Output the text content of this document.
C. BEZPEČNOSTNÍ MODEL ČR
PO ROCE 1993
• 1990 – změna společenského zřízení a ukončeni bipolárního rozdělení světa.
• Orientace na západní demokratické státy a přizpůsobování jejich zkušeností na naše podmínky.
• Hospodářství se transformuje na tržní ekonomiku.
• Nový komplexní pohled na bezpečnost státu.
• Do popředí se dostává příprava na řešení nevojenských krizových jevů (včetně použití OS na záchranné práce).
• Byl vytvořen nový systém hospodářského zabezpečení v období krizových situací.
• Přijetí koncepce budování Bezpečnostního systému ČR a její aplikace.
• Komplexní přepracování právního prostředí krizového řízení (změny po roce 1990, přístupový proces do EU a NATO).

----

- [TASK INSTRUCTIONS]:
Tell how many lines in the records above contain "krizových", giving the number and no other words.

- [EXERCISE RESPONSE]:
2